Stated exercise:
Please repeat all of the lines that follow, exactly as written.

# # # #

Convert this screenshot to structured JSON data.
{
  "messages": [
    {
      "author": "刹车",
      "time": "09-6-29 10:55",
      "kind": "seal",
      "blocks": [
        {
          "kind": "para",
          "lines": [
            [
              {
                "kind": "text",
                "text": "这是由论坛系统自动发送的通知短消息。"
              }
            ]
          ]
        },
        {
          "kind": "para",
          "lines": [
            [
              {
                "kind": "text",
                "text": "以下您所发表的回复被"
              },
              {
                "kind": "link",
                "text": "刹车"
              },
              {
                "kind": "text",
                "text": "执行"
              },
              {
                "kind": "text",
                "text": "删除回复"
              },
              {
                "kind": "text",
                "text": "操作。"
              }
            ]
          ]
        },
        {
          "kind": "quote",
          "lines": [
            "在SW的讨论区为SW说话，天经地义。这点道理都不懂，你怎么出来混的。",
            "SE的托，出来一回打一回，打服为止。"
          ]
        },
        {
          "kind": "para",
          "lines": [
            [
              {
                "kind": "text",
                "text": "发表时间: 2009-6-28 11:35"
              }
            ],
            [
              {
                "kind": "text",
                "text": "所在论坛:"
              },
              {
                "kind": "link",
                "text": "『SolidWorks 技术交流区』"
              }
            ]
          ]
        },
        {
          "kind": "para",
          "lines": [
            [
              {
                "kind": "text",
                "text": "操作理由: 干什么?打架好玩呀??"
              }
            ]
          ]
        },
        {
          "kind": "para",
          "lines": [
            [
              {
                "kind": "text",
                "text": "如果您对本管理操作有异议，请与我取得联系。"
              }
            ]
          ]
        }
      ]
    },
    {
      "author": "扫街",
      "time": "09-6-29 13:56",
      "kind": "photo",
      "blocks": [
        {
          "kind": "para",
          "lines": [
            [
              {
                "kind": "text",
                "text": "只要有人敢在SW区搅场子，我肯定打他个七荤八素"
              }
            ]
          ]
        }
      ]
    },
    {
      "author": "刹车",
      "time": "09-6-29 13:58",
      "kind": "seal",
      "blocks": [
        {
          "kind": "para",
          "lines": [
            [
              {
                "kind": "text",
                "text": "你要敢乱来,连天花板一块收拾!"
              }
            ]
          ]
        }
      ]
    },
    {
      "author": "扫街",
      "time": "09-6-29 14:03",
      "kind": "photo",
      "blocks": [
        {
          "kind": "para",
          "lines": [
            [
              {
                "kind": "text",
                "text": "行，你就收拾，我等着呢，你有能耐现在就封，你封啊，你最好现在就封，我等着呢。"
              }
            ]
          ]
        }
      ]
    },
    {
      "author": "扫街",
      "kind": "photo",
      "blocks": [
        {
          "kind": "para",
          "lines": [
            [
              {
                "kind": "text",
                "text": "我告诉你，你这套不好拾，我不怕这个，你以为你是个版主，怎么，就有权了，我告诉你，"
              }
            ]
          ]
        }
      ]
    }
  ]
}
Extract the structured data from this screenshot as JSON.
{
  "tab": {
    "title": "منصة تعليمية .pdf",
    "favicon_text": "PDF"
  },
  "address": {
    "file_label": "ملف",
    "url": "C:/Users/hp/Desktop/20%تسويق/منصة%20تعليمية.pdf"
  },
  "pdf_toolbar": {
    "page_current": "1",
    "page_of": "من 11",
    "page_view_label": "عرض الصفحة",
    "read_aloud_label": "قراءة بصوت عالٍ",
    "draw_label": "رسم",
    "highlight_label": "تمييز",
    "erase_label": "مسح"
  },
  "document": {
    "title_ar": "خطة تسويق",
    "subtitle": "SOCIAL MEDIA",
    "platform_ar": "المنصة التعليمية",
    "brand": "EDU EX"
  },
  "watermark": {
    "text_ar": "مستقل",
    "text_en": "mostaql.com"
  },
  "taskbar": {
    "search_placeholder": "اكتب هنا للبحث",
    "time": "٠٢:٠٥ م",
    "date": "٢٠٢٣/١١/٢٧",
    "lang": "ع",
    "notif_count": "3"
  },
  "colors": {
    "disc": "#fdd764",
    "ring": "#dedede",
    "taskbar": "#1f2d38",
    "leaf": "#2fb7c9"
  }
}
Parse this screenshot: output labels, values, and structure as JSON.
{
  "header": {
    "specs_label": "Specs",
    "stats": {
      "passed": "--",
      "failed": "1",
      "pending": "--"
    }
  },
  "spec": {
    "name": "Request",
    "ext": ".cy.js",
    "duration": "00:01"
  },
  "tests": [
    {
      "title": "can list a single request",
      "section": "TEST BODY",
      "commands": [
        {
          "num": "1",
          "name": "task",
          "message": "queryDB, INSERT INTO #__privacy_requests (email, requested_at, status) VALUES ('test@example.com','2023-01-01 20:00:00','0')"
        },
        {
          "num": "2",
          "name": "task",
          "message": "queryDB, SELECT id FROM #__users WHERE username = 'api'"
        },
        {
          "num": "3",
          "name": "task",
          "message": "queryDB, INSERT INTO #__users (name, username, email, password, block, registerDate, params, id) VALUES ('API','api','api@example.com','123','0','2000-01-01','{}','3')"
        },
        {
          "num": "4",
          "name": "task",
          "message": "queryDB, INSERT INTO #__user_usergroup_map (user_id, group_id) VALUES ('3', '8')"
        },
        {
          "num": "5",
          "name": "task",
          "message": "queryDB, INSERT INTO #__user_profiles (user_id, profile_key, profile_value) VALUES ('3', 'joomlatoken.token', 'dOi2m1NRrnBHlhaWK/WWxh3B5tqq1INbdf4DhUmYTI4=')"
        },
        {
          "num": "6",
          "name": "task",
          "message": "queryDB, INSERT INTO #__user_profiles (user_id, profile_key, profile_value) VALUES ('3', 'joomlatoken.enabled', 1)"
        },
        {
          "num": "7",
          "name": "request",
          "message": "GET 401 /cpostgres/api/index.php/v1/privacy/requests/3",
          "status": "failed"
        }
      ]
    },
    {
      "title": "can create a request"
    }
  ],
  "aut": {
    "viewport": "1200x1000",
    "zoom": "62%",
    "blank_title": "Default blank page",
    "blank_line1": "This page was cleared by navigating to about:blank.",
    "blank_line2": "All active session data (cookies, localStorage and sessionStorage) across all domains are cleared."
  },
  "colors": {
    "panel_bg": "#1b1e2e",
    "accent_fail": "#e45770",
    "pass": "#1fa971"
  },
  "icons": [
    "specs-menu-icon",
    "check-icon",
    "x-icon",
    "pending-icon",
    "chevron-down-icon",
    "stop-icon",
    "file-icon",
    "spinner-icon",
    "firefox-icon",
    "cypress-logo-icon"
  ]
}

# # # #

Expected answer:
Convert this screenshot to structured JSON data.
{
  "messages": [
    {
      "author": "刹车",
      "time": "09-6-29 10:55",
      "kind": "seal",
      "blocks": [
        {
          "kind": "para",
          "lines": [
            [
              {
                "kind": "text",
                "text": "这是由论坛系统自动发送的通知短消息。"
              }
            ]
          ]
        },
        {
          "kind": "para",
          "lines": [
            [
              {
                "kind": "text",
                "text": "以下您所发表的回复被"
              },
              {
                "kind": "link",
                "text": "刹车"
              },
              {
                "kind": "text",
                "text": "执行"
              },
              {
                "kind": "text",
                "text": "删除回复"
              },
              {
                "kind": "text",
                "text": "操作。"
              }
            ]
          ]
        },
        {
          "kind": "quote",
          "lines": [
            "在SW的讨论区为SW说话，天经地义。这点道理都不懂，你怎么出来混的。",
            "SE的托，出来一回打一回，打服为止。"
          ]
        },
        {
          "kind": "para",
          "lines": [
            [
              {
                "kind": "text",
                "text": "发表时间: 2009-6-28 11:35"
              }
            ],
            [
              {
                "kind": "text",
                "text": "所在论坛:"
              },
              {
                "kind": "link",
                "text": "『SolidWorks 技术交流区』"
              }
            ]
          ]
        },
        {
          "kind": "para",
          "lines": [
            [
              {
                "kind": "text",
                "text": "操作理由: 干什么?打架好玩呀??"
              }
            ]
          ]
        },
        {
          "kind": "para",
          "lines": [
            [
              {
                "kind": "text",
                "text": "如果您对本管理操作有异议，请与我取得联系。"
              }
            ]
          ]
        }
      ]
    },
    {
      "author": "扫街",
      "time": "09-6-29 13:56",
      "kind": "photo",
      "blocks": [
        {
          "kind": "para",
          "lines": [
            [
              {
                "kind": "text",
                "text": "只要有人敢在SW区搅场子，我肯定打他个七荤八素"
              }
            ]
          ]
        }
      ]
    },
    {
      "author": "刹车",
      "time": "09-6-29 13:58",
      "kind": "seal",
      "blocks": [
        {
          "kind": "para",
          "lines": [
            [
              {
                "kind": "text",
                "text": "你要敢乱来,连天花板一块收拾!"
              }
            ]
          ]
        }
      ]
    },
    {
      "author": "扫街",
      "time": "09-6-29 14:03",
      "kind": "photo",
      "blocks": [
        {
          "kind": "para",
          "lines": [
            [
              {
                "kind": "text",
                "text": "行，你就收拾，我等着呢，你有能耐现在就封，你封啊，你最好现在就封，我等着呢。"
              }
            ]
          ]
        }
      ]
    },
    {
      "author": "扫街",
      "kind": "photo",
      "blocks": [
        {
          "kind": "para",
          "lines": [
            [
              {
                "kind": "text",
                "text": "我告诉你，你这套不好拾，我不怕这个，你以为你是个版主，怎么，就有权了，我告诉你，"
              }
            ]
          ]
        }
      ]
    }
  ]
}
Extract the structured data from this screenshot as JSON.
{
  "tab": {
    "title": "منصة تعليمية .pdf",
    "favicon_text": "PDF"
  },
  "address": {
    "file_label": "ملف",
    "url": "C:/Users/hp/Desktop/20%تسويق/منصة%20تعليمية.pdf"
  },
  "pdf_toolbar": {
    "page_current": "1",
    "page_of": "من 11",
    "page_view_label": "عرض الصفحة",
    "read_aloud_label": "قراءة بصوت عالٍ",
    "draw_label": "رسم",
    "highlight_label": "تمييز",
    "erase_label": "مسح"
  },
  "document": {
    "title_ar": "خطة تسويق",
    "subtitle": "SOCIAL MEDIA",
    "platform_ar": "المنصة التعليمية",
    "brand": "EDU EX"
  },
  "watermark": {
    "text_ar": "مستقل",
    "text_en": "mostaql.com"
  },
  "taskbar": {
    "search_placeholder": "اكتب هنا للبحث",
    "time": "٠٢:٠٥ م",
    "date": "٢٠٢٣/١١/٢٧",
    "lang": "ع",
    "notif_count": "3"
  },
  "colors": {
    "disc": "#fdd764",
    "ring": "#dedede",
    "taskbar": "#1f2d38",
    "leaf": "#2fb7c9"
  }
}
Parse this screenshot: output labels, values, and structure as JSON.
{
  "header": {
    "specs_label": "Specs",
    "stats": {
      "passed": "--",
      "failed": "1",
      "pending": "--"
    }
  },
  "spec": {
    "name": "Request",
    "ext": ".cy.js",
    "duration": "00:01"
  },
  "tests": [
    {
      "title": "can list a single request",
      "section": "TEST BODY",
      "commands": [
        {
          "num": "1",
          "name": "task",
          "message": "queryDB, INSERT INTO #__privacy_requests (email, requested_at, status) VALUES ('test@example.com','2023-01-01 20:00:00','0')"
        },
        {
          "num": "2",
          "name": "task",
          "message": "queryDB, SELECT id FROM #__users WHERE username = 'api'"
        },
        {
          "num": "3",
          "name": "task",
          "message": "queryDB, INSERT INTO #__users (name, username, email, password, block, registerDate, params, id) VALUES ('API','api','api@example.com','123','0','2000-01-01','{}','3')"
        },
        {
          "num": "4",
          "name": "task",
          "message": "queryDB, INSERT INTO #__user_usergroup_map (user_id, group_id) VALUES ('3', '8')"
        },
        {
          "num": "5",
          "name": "task",
          "message": "queryDB, INSERT INTO #__user_profiles (user_id, profile_key, profile_value) VALUES ('3', 'joomlatoken.token', 'dOi2m1NRrnBHlhaWK/WWxh3B5tqq1INbdf4DhUmYTI4=')"
        },
        {
          "num": "6",
          "name": "task",
          "message": "queryDB, INSERT INTO #__user_profiles (user_id, profile_key, profile_value) VALUES ('3', 'joomlatoken.enabled', 1)"
        },
        {
          "num": "7",
          "name": "request",
          "message": "GET 401 /cpostgres/api/index.php/v1/privacy/requests/3",
          "status": "failed"
        }
      ]
    },
    {
      "title": "can create a request"
    }
  ],
  "aut": {
    "viewport": "1200x1000",
    "zoom": "62%",
    "blank_title": "Default blank page",
    "blank_line1": "This page was cleared by navigating to about:blank.",
    "blank_line2": "All active session data (cookies, localStorage and sessionStorage) across all domains are cleared."
  },
  "colors": {
    "panel_bg": "#1b1e2e",
    "accent_fail": "#e45770",
    "pass": "#1fa971"
  },
  "icons": [
    "specs-menu-icon",
    "check-icon",
    "x-icon",
    "pending-icon",
    "chevron-down-icon",
    "stop-icon",
    "file-icon",
    "spinner-icon",
    "firefox-icon",
    "cypress-logo-icon"
  ]
}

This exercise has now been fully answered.